Required work — Which lines of the records contain "Kraftstoff"? Collect every one of them.

Exercise material —
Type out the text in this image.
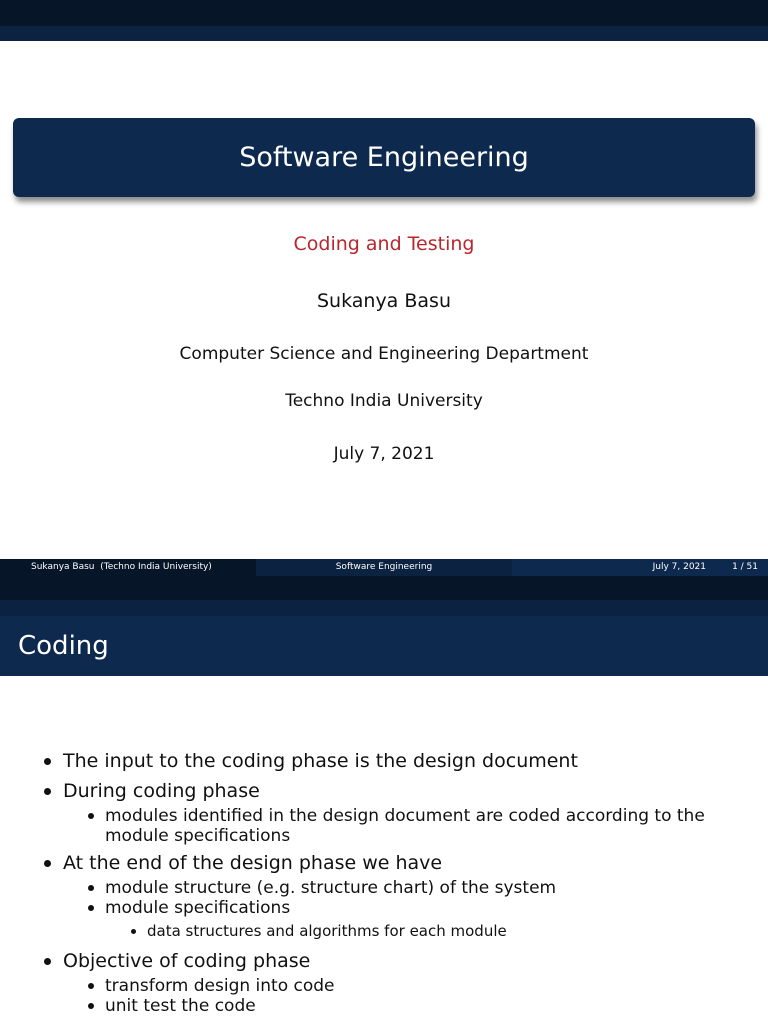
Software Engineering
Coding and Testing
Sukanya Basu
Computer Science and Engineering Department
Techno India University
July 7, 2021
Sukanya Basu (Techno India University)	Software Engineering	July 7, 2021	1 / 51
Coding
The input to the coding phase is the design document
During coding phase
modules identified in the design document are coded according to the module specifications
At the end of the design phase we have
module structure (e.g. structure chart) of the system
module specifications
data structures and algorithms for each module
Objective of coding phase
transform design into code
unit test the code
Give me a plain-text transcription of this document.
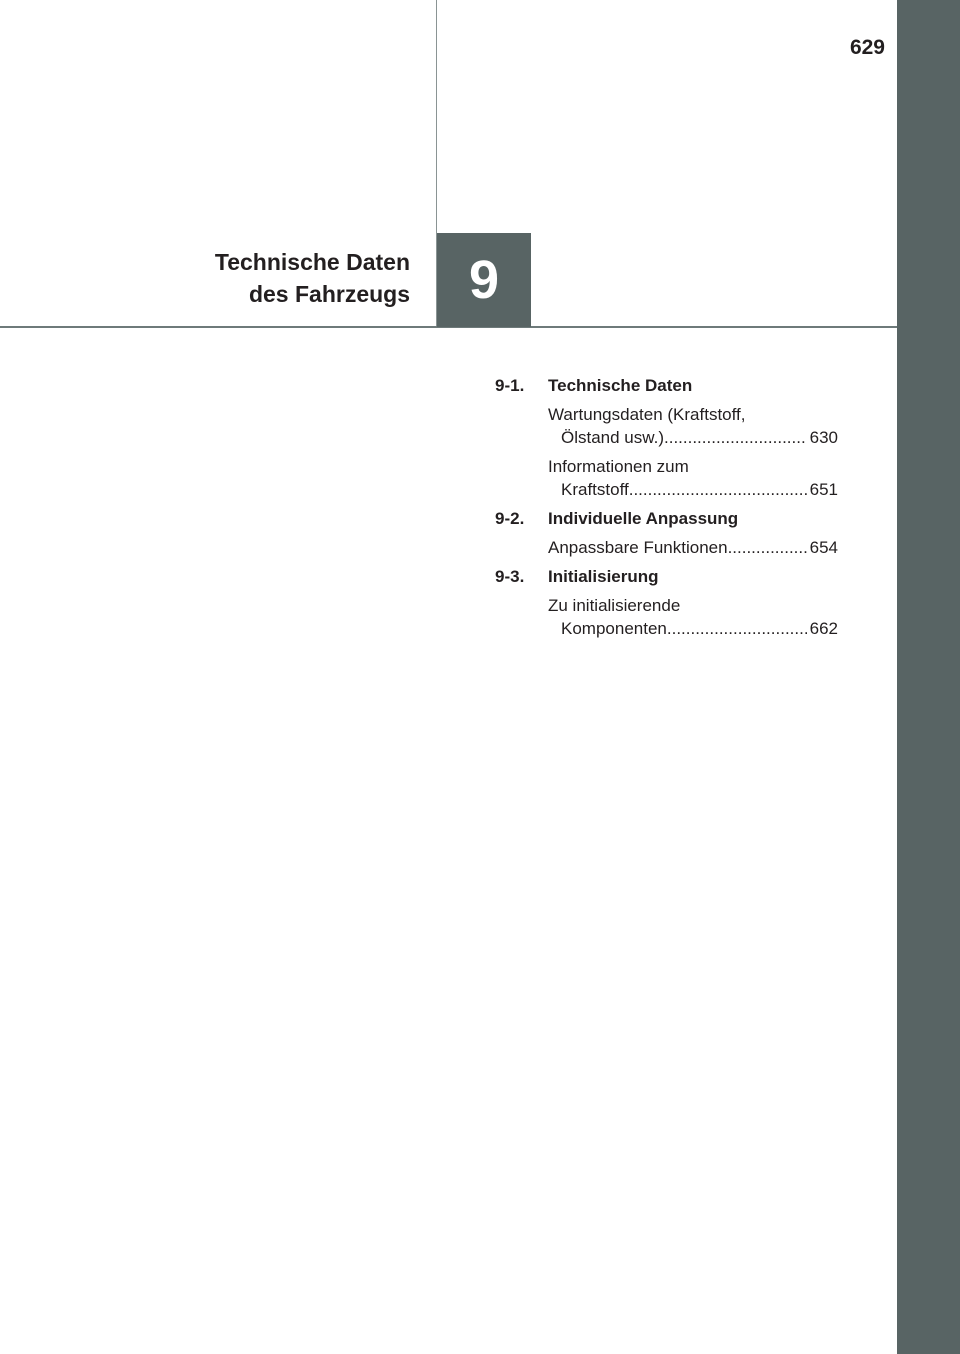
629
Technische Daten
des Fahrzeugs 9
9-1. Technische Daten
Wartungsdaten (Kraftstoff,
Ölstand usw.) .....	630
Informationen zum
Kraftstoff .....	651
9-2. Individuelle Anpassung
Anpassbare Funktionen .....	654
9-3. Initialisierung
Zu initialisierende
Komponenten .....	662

Completed task —
Wartungsdaten (Kraftstoff,
Kraftstoff .....	651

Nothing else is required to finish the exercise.